**WHAT THE EXERCISE ASKS**.
Could you repeat the records below exactly, leaving out any pictures?

**TASK INPUTS**.
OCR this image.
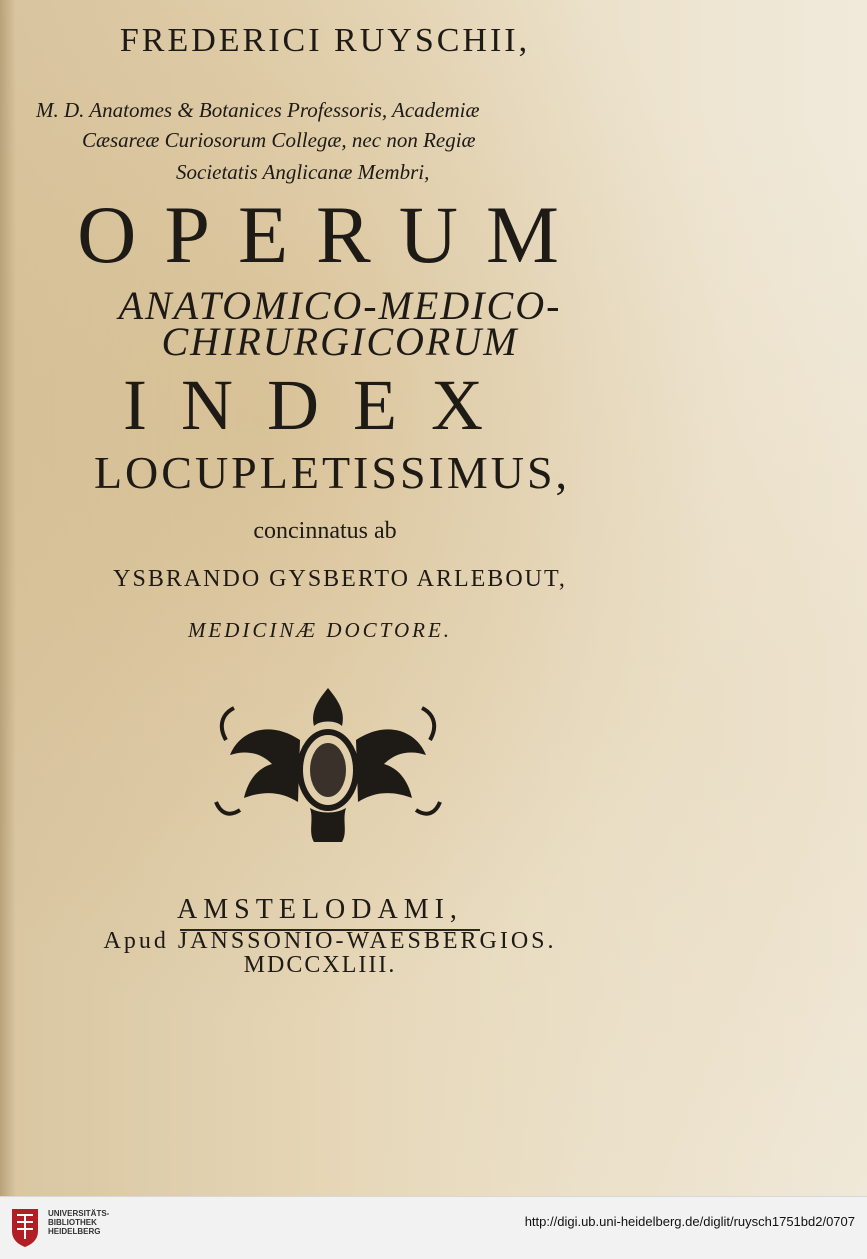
FREDERICI RUYSCHII,
M. D. Anatomes & Botanices Professoris, Academiæ
Cæsareæ Curiosorum Collegæ, nec non Regiæ
Societatis Anglicanæ Membri,
OPERUM
ANATOMICO-MEDICO-
CHIRURGICORUM
INDEX
LOCUPLETISSIMUS,
concinnatus ab
YSBRANDO GYSBERTO ARLEBOUT,
MEDICINÆ DOCTORE.
AMSTELODAMI,
Apud JANSSONIO-WAESBERGIOS.
MDCCXLIII.
UNIVERSITÄTS-
BIBLIOTHEK
HEIDELBERG
http://digi.ub.uni-heidelberg.de/diglit/ruysch1751bd2/0707
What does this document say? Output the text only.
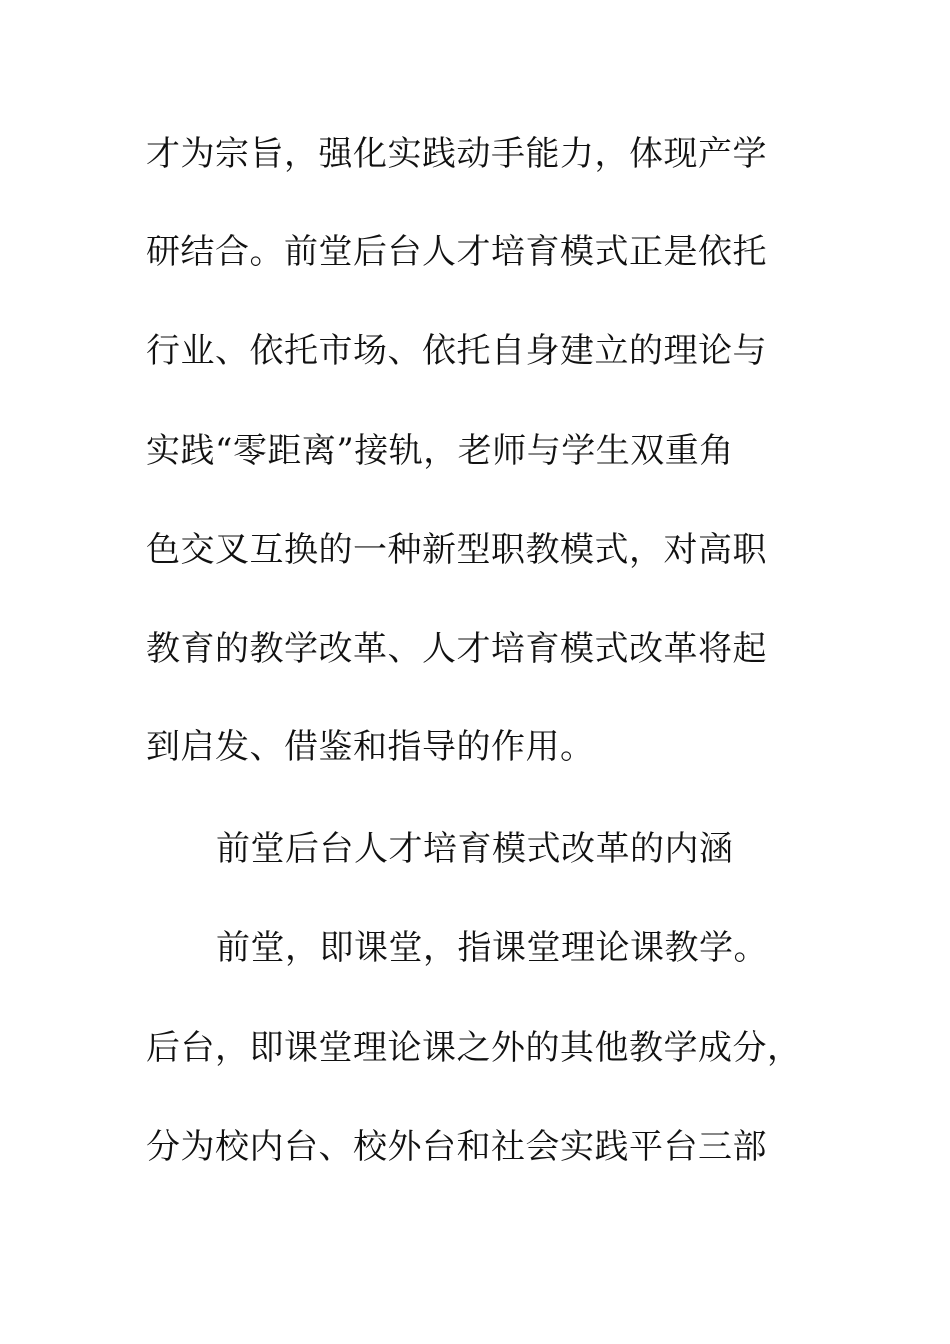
才为宗旨，强化实践动手能力，体现产学
研结合。前堂后台人才培育模式正是依托
行业、依托市场、依托自身建立的理论与
实践“零距离”接轨，老师与学生双重角
色交叉互换的一种新型职教模式，对高职
教育的教学改革、人才培育模式改革将起
到启发、借鉴和指导的作用。
前堂后台人才培育模式改革的内涵
前堂，即课堂，指课堂理论课教学。
后台，即课堂理论课之外的其他教学成分，
分为校内台、校外台和社会实践平台三部
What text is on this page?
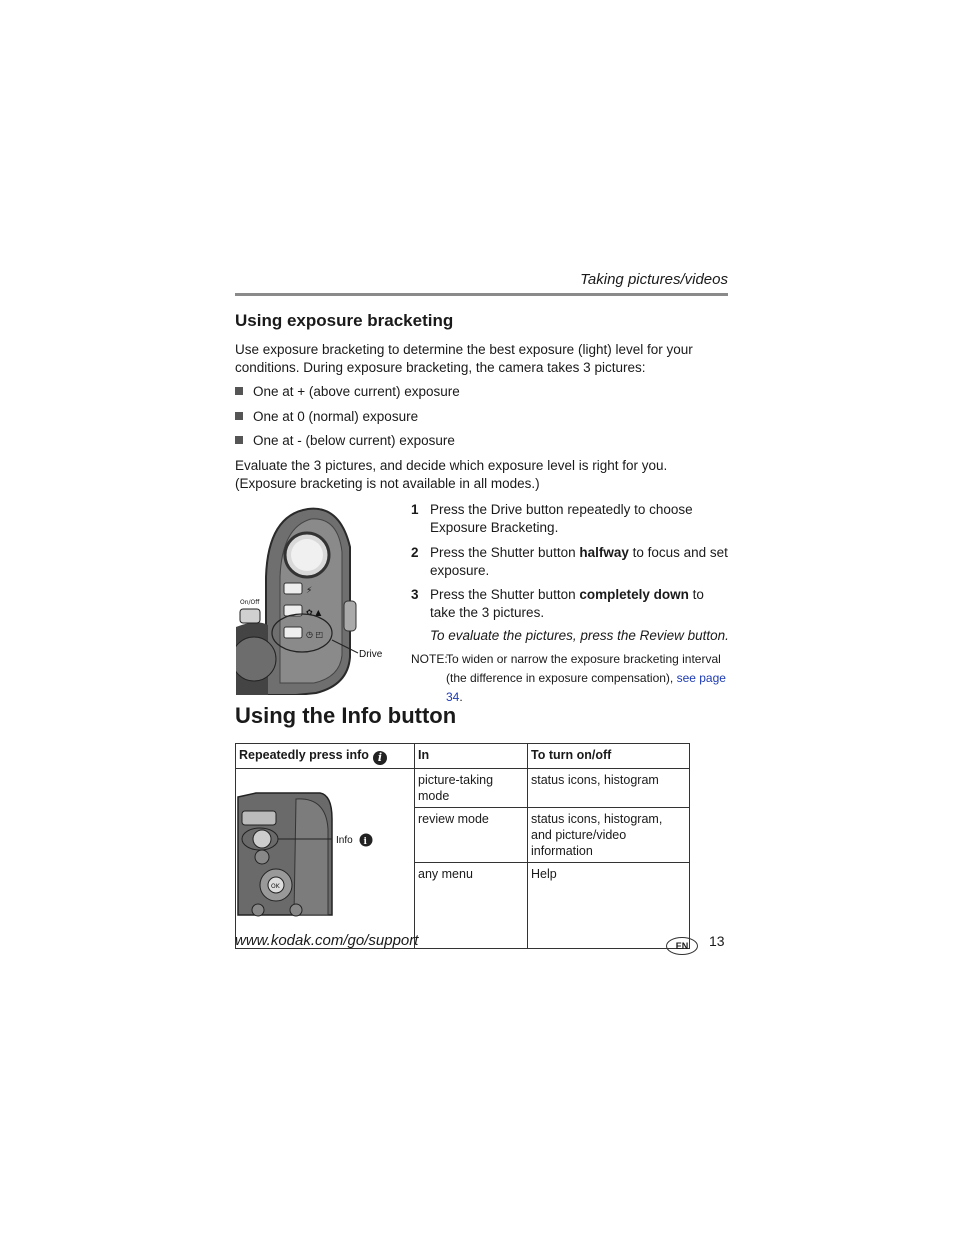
Taking pictures/videos
Using exposure bracketing
Use exposure bracketing to determine the best exposure (light) level for your conditions. During exposure bracketing, the camera takes 3 pictures:
One at + (above current) exposure
One at 0 (normal) exposure
One at - (below current) exposure
Evaluate the 3 pictures, and decide which exposure level is right for you. (Exposure bracketing is not available in all modes.)
⚡
✿ ▲
◷ ◰
On/Off
Drive
1 Press the Drive button repeatedly to choose Exposure Bracketing.
2 Press the Shutter button halfway to focus and set exposure.
3 Press the Shutter button completely down to take the 3 pictures.
To evaluate the pictures, press the Review button.
NOTE:
To widen or narrow the exposure bracketing interval (the difference in exposure compensation), see page 34.
Using the Info button
Repeatedly press info i	In	To turn on/off

OK
Info i	picture-taking mode	status icons, histogram
	review mode	status icons, histogram, and picture/video information
	any menu	Help
www.kodak.com/go/support	EN	13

**WRITTEN REPLY**.
OCR this image.
FREDERICI RUYSCHII,
M. D. Anatomes & Botanices Professoris, Academiæ
Cæsareæ Curiosorum Collegæ, nec non Regiæ
Societatis Anglicanæ Membri,
OPERUM
ANATOMICO-MEDICO-
CHIRURGICORUM
INDEX
LOCUPLETISSIMUS,
concinnatus ab
YSBRANDO GYSBERTO ARLEBOUT,
MEDICINÆ DOCTORE.
AMSTELODAMI,
Apud JANSSONIO-WAESBERGIOS.
MDCCXLIII.
UNIVERSITÄTS-
BIBLIOTHEK
HEIDELBERG
http://digi.ub.uni-heidelberg.de/diglit/ruysch1751bd2/0707
What does this document say? Output the text only.
才为宗旨，强化实践动手能力，体现产学
研结合。前堂后台人才培育模式正是依托
行业、依托市场、依托自身建立的理论与
实践“零距离”接轨，老师与学生双重角
色交叉互换的一种新型职教模式，对高职
教育的教学改革、人才培育模式改革将起
到启发、借鉴和指导的作用。
前堂后台人才培育模式改革的内涵
前堂，即课堂，指课堂理论课教学。
后台，即课堂理论课之外的其他教学成分，
分为校内台、校外台和社会实践平台三部
What text is on this page?
Taking pictures/videos
Using exposure bracketing
Use exposure bracketing to determine the best exposure (light) level for your conditions. During exposure bracketing, the camera takes 3 pictures:
One at + (above current) exposure
One at 0 (normal) exposure
One at - (below current) exposure
Evaluate the 3 pictures, and decide which exposure level is right for you. (Exposure bracketing is not available in all modes.)
⚡
✿ ▲
◷ ◰
On/Off
Drive
1 Press the Drive button repeatedly to choose Exposure Bracketing.
2 Press the Shutter button halfway to focus and set exposure.
3 Press the Shutter button completely down to take the 3 pictures.
To evaluate the pictures, press the Review button.
NOTE:
To widen or narrow the exposure bracketing interval (the difference in exposure compensation), see page 34.
Using the Info button
Repeatedly press info i	In	To turn on/off

OK
Info i	picture-taking mode	status icons, histogram
	review mode	status icons, histogram, and picture/video information
	any menu	Help
www.kodak.com/go/support	EN	13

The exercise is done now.